- Фрагмент страницы:
- - -

Г. Степанидин, Новый мир. Рецензировал «Кремнистый путь», дипломную работу выпускника Литинститута, пять новелл, объединенных одним героем Гурием Гараниным (остался, по-моему, только в одном рассказе, да и то превратился в Светку, незадачливую «разведенку»). Нашел, что эти пять рассказов и доработке-то не поддаются, и просил редколлегию «НМ» не беспокоиться. Наговорил он много, но я, помню, даже не обиделся: настолько всё не по делу. Преподнес мне подарок ко дню рождения - 17 ноября 1982 г.
Г.Н.Гусева, + Другие берега. Если только я чего-то не путаю, жила с дочерью на проспекте Мира у ВДНХ и издавала новый, «тематический» журнал. Ходил к ней прямо на квартиру, собачился там с ней, и она, помню, все пыталась покрыть меня А.Битовым: Битова-де даем в номере, вот Битов – это да. Так что берега те же: талант как контраргумент против таланта же, не лезь поперед батьки в пекло.

- - -

- Исходные данные:
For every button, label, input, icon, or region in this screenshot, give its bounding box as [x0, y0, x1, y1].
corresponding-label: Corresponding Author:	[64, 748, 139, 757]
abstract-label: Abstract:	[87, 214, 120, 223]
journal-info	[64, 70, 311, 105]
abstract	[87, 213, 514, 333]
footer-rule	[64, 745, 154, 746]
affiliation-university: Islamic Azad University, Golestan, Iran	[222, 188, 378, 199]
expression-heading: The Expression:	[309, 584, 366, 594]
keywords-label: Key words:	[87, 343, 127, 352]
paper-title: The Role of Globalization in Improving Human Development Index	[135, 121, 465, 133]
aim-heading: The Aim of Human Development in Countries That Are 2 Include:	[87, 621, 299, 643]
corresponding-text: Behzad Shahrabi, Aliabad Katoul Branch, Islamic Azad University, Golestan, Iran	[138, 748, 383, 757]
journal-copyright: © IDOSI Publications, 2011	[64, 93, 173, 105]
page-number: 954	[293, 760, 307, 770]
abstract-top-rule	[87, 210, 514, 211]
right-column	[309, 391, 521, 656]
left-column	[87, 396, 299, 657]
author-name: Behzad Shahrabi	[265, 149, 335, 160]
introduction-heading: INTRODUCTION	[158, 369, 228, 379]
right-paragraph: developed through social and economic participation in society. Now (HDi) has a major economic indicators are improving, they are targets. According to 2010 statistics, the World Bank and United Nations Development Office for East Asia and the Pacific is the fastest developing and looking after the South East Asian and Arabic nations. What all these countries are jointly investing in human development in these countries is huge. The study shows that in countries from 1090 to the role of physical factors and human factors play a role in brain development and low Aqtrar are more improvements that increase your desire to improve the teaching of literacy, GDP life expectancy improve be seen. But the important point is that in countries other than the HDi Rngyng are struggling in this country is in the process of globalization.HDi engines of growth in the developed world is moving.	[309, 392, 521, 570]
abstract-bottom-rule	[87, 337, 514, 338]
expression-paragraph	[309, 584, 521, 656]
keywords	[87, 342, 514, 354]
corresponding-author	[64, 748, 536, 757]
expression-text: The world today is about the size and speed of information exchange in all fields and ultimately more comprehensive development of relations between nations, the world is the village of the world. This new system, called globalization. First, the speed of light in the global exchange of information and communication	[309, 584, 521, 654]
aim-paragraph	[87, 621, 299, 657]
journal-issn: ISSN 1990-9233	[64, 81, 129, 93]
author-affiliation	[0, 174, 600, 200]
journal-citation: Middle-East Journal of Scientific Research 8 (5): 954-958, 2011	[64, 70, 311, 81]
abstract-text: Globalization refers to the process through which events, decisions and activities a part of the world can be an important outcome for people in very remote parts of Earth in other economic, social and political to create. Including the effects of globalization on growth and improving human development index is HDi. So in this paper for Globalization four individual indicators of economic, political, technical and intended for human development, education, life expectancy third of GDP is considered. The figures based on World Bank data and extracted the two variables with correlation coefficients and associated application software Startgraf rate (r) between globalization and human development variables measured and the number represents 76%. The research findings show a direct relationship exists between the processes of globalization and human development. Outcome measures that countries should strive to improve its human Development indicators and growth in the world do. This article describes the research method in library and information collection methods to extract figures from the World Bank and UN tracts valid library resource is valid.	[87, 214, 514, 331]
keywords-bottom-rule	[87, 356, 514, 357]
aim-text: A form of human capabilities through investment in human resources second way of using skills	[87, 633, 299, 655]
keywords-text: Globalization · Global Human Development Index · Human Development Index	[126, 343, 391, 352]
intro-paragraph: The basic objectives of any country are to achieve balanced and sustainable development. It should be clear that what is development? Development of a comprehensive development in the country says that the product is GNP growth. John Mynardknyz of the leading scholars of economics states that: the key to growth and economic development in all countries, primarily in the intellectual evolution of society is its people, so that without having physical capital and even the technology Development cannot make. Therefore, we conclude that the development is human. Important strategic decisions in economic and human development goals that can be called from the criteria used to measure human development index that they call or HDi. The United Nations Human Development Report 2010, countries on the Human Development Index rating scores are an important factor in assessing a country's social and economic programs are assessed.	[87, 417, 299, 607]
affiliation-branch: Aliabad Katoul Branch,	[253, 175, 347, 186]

- - -

- Задания:
a – Какую дату называет фрагмент как день, когда Г. Степанидин преподнес подарок ко дню рождения?
b – Пожалуйста, приведите заново строки исходных данных на отрезке от первой строки до строки с «paper-title: The Role» включительно, переименовав «Islamic Azad University» в «Azad University». Остальное оставьте без изменений и больше ничего не выводите.
Фрагмент и строки взяты из разных источников.

- Список ответов:
a – 17 ноября 1982 г.

b –
For every button, label, input, icon, or region in this screenshot, give its bounding box as [x0, y0, x1, y1].
corresponding-label: Corresponding Author:	[64, 748, 139, 757]
abstract-label: Abstract:	[87, 214, 120, 223]
journal-info	[64, 70, 311, 105]
abstract	[87, 213, 514, 333]
footer-rule	[64, 745, 154, 746]
affiliation-university: Azad University, Golestan, Iran	[222, 188, 378, 199]
expression-heading: The Expression:	[309, 584, 366, 594]
keywords-label: Key words:	[87, 343, 127, 352]
paper-title: The Role of Globalization in Improving Human Development Index	[135, 121, 465, 133]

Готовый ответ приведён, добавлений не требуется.